*What needs to be done*. Copy each line that has the string "verified" somewhere in it.

Records from a data collection:

--- START ---

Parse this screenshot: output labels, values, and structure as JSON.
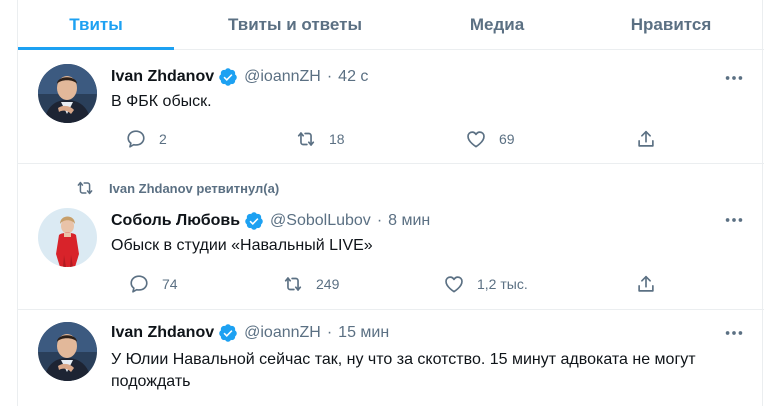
{
  "tabs": [
    {
      "label": "Твиты",
      "active": true
    },
    {
      "label": "Твиты и ответы",
      "active": false
    },
    {
      "label": "Медиа",
      "active": false
    },
    {
      "label": "Нравится",
      "active": false
    }
  ],
  "colors": {
    "accent": "#1da1f2",
    "secondary_text": "#5b7083",
    "border": "#ebeef0",
    "verified": "#1da1f2"
  },
  "tweets": [
    {
      "name": "Ivan Zhdanov",
      "handle": "@ioannZH",
      "sep": "·",
      "time": "42 с",
      "text": "В ФБК обыск.",
      "replies": "2",
      "retweets": "18",
      "likes": "69"
    },
    {
      "retweet_label": "Ivan Zhdanov ретвитнул(а)",
      "name": "Соболь Любовь",
      "handle": "@SobolLubov",
      "sep": "·",
      "time": "8 мин",
      "text": "Обыск в студии «Навальный LIVE»",
      "replies": "74",
      "retweets": "249",
      "likes": "1,2 тыс."
    },
    {
      "name": "Ivan Zhdanov",
      "handle": "@ioannZH",
      "sep": "·",
      "time": "15 мин",
      "text": "У Юлии Навальной сейчас так, ну что за скотство. 15 минут адвоката не могут подождать"
    }
  ],
  "icons": {
    "verified": "verified-badge-icon",
    "more": "more-dots-icon",
    "reply": "reply-bubble-icon",
    "retweet": "retweet-arrows-icon",
    "like": "heart-icon",
    "share": "share-upload-icon"
  }
}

--- END ---

*Problem solution*.
    "verified": "#1da1f2"
    "verified": "verified-badge-icon",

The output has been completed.